* [Dataset items]
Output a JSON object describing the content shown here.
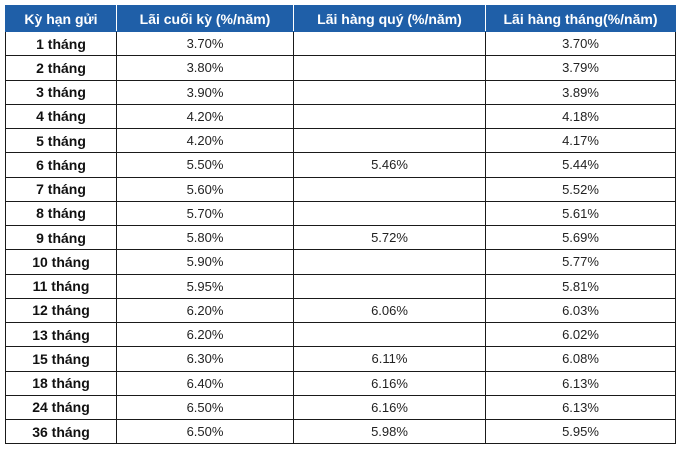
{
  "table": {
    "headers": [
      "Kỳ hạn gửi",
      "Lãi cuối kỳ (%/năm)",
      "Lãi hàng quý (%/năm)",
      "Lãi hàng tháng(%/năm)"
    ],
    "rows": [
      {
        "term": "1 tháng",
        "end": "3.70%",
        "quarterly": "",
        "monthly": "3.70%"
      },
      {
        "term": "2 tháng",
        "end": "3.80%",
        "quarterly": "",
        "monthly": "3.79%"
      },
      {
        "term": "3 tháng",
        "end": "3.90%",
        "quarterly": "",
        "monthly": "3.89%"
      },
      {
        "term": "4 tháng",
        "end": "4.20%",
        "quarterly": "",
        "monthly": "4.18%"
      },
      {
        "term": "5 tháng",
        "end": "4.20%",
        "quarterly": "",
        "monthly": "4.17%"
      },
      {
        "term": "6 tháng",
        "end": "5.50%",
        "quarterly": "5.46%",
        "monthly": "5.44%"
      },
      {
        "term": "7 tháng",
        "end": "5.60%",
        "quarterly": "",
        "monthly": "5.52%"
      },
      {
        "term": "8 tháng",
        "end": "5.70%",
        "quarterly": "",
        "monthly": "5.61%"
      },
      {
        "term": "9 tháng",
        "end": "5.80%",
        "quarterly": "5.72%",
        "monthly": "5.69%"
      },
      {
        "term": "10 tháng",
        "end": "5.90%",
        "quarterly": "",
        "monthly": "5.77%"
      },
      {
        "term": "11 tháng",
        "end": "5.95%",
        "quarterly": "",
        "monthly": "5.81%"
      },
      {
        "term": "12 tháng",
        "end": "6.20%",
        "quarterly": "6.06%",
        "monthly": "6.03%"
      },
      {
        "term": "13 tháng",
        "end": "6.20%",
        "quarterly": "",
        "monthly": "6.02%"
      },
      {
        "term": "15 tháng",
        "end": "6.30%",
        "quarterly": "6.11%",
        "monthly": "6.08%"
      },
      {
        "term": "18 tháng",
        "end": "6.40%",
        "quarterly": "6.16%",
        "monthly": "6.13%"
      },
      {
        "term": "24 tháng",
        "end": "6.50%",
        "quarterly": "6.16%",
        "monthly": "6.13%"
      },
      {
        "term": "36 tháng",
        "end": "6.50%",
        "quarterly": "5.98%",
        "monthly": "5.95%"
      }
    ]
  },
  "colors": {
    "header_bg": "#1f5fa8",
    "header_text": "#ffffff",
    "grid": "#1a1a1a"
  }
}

==

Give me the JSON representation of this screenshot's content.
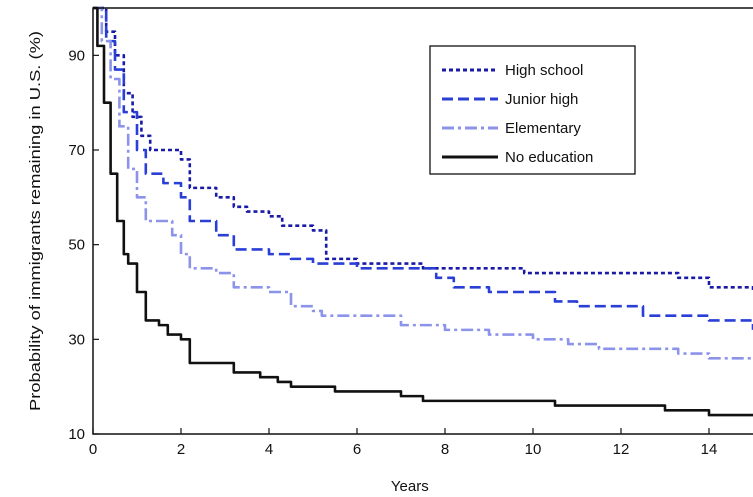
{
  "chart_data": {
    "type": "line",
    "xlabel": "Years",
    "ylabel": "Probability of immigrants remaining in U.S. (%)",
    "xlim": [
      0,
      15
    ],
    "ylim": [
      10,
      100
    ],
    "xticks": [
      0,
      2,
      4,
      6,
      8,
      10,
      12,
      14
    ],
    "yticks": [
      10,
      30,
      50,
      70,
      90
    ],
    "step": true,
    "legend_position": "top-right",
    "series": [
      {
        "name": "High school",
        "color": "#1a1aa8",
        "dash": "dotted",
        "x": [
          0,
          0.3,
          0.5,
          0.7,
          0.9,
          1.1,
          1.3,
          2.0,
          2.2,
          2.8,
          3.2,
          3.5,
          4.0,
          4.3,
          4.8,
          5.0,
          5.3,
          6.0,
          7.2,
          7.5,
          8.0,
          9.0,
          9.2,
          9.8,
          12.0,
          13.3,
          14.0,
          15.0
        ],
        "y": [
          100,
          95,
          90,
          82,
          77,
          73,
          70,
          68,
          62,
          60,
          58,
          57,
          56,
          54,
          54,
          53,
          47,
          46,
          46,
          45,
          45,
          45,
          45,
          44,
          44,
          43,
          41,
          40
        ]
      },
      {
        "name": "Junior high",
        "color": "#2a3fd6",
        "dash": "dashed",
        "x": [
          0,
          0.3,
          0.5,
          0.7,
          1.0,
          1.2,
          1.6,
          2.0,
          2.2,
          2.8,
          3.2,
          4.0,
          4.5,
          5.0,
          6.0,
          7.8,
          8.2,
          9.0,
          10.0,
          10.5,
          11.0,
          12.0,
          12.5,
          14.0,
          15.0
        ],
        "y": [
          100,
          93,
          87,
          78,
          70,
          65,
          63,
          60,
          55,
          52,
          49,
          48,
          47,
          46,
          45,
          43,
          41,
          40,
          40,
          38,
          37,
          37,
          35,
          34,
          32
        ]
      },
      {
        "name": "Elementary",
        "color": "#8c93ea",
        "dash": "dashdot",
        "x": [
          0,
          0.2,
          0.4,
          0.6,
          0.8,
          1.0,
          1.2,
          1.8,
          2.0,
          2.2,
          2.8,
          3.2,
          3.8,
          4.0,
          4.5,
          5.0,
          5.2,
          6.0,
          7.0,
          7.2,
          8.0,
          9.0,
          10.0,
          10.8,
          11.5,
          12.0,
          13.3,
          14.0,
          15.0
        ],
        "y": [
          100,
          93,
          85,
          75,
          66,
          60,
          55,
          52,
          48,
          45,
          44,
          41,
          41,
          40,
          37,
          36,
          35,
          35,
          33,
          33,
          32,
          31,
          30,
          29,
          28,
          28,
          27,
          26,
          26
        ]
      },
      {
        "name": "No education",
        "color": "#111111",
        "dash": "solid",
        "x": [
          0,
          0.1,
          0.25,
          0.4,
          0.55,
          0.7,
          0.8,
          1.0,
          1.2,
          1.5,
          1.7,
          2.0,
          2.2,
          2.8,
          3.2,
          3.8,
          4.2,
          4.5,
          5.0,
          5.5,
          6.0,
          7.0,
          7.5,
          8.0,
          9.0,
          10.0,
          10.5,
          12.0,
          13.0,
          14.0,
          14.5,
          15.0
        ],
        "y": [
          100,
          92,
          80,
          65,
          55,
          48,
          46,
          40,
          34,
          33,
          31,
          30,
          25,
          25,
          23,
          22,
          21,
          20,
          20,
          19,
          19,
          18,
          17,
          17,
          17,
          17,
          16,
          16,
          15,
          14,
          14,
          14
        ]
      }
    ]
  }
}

* [Requirements] Filter the entries down to the lines with the word "content" in them.

* [Correct output]
Output a JSON object describing the content shown here.
Give me the JSON representation of this screenshot's content.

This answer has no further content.